(Items listed in a dataset)
::::

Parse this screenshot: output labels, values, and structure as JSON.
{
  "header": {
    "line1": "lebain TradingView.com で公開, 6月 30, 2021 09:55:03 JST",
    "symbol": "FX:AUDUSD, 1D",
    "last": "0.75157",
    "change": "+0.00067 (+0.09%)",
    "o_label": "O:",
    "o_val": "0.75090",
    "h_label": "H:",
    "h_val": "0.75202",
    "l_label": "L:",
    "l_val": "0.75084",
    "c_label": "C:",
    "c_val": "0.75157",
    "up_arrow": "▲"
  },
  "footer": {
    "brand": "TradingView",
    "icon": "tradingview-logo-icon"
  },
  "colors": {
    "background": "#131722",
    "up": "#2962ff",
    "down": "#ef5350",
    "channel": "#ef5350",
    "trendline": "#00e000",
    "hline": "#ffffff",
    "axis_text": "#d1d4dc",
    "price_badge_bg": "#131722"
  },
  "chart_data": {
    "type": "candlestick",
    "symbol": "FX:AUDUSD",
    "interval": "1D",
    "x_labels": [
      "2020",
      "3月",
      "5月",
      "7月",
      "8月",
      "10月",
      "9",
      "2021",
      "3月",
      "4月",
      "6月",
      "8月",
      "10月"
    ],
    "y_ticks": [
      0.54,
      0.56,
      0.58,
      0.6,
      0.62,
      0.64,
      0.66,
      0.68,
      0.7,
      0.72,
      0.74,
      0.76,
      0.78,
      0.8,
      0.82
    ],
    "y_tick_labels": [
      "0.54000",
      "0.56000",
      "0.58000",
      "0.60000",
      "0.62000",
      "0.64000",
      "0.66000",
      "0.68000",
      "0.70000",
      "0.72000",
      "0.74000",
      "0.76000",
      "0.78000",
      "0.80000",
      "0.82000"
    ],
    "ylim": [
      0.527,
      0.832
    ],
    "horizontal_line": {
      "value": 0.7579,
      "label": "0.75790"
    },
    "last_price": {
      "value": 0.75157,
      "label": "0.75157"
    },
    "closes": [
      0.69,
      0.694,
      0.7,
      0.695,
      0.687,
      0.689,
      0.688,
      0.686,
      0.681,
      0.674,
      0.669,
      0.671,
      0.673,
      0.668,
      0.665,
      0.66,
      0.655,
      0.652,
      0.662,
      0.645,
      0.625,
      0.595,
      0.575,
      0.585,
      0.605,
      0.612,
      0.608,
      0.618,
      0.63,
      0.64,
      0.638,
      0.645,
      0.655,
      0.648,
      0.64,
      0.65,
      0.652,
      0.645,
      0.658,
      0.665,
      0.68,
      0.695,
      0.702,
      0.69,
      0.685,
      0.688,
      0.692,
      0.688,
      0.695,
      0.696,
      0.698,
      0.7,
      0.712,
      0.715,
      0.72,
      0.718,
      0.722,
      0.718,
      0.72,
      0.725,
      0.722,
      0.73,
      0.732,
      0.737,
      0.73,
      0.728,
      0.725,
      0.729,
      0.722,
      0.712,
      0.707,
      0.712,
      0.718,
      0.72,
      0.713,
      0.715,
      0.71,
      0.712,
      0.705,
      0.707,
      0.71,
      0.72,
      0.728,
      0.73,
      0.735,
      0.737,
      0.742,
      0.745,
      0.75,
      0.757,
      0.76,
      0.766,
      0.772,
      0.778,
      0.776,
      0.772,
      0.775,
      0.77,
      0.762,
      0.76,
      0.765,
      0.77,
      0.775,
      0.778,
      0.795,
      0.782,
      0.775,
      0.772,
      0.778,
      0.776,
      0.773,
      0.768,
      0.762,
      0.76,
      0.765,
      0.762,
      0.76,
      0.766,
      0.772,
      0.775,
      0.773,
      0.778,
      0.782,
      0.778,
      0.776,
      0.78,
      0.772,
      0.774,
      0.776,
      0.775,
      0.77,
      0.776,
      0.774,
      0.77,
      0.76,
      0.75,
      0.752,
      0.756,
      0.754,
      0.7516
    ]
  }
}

::::

> _Problem to work on_: Go through the material above line by line and copy it exactly.

> _Full response_:
Parse this screenshot: output labels, values, and structure as JSON.
{
  "header": {
    "line1": "lebain TradingView.com で公開, 6月 30, 2021 09:55:03 JST",
    "symbol": "FX:AUDUSD, 1D",
    "last": "0.75157",
    "change": "+0.00067 (+0.09%)",
    "o_label": "O:",
    "o_val": "0.75090",
    "h_label": "H:",
    "h_val": "0.75202",
    "l_label": "L:",
    "l_val": "0.75084",
    "c_label": "C:",
    "c_val": "0.75157",
    "up_arrow": "▲"
  },
  "footer": {
    "brand": "TradingView",
    "icon": "tradingview-logo-icon"
  },
  "colors": {
    "background": "#131722",
    "up": "#2962ff",
    "down": "#ef5350",
    "channel": "#ef5350",
    "trendline": "#00e000",
    "hline": "#ffffff",
    "axis_text": "#d1d4dc",
    "price_badge_bg": "#131722"
  },
  "chart_data": {
    "type": "candlestick",
    "symbol": "FX:AUDUSD",
    "interval": "1D",
    "x_labels": [
      "2020",
      "3月",
      "5月",
      "7月",
      "8月",
      "10月",
      "9",
      "2021",
      "3月",
      "4月",
      "6月",
      "8月",
      "10月"
    ],
    "y_ticks": [
      0.54,
      0.56,
      0.58,
      0.6,
      0.62,
      0.64,
      0.66,
      0.68,
      0.7,
      0.72,
      0.74,
      0.76,
      0.78,
      0.8,
      0.82
    ],
    "y_tick_labels": [
      "0.54000",
      "0.56000",
      "0.58000",
      "0.60000",
      "0.62000",
      "0.64000",
      "0.66000",
      "0.68000",
      "0.70000",
      "0.72000",
      "0.74000",
      "0.76000",
      "0.78000",
      "0.80000",
      "0.82000"
    ],
    "ylim": [
      0.527,
      0.832
    ],
    "horizontal_line": {
      "value": 0.7579,
      "label": "0.75790"
    },
    "last_price": {
      "value": 0.75157,
      "label": "0.75157"
    },
    "closes": [
      0.69,
      0.694,
      0.7,
      0.695,
      0.687,
      0.689,
      0.688,
      0.686,
      0.681,
      0.674,
      0.669,
      0.671,
      0.673,
      0.668,
      0.665,
      0.66,
      0.655,
      0.652,
      0.662,
      0.645,
      0.625,
      0.595,
      0.575,
      0.585,
      0.605,
      0.612,
      0.608,
      0.618,
      0.63,
      0.64,
      0.638,
      0.645,
      0.655,
      0.648,
      0.64,
      0.65,
      0.652,
      0.645,
      0.658,
      0.665,
      0.68,
      0.695,
      0.702,
      0.69,
      0.685,
      0.688,
      0.692,
      0.688,
      0.695,
      0.696,
      0.698,
      0.7,
      0.712,
      0.715,
      0.72,
      0.718,
      0.722,
      0.718,
      0.72,
      0.725,
      0.722,
      0.73,
      0.732,
      0.737,
      0.73,
      0.728,
      0.725,
      0.729,
      0.722,
      0.712,
      0.707,
      0.712,
      0.718,
      0.72,
      0.713,
      0.715,
      0.71,
      0.712,
      0.705,
      0.707,
      0.71,
      0.72,
      0.728,
      0.73,
      0.735,
      0.737,
      0.742,
      0.745,
      0.75,
      0.757,
      0.76,
      0.766,
      0.772,
      0.778,
      0.776,
      0.772,
      0.775,
      0.77,
      0.762,
      0.76,
      0.765,
      0.77,
      0.775,
      0.778,
      0.795,
      0.782,
      0.775,
      0.772,
      0.778,
      0.776,
      0.773,
      0.768,
      0.762,
      0.76,
      0.765,
      0.762,
      0.76,
      0.766,
      0.772,
      0.775,
      0.773,
      0.778,
      0.782,
      0.778,
      0.776,
      0.78,
      0.772,
      0.774,
      0.776,
      0.775,
      0.77,
      0.776,
      0.774,
      0.77,
      0.76,
      0.75,
      0.752,
      0.756,
      0.754,
      0.7516
    ]
  }
}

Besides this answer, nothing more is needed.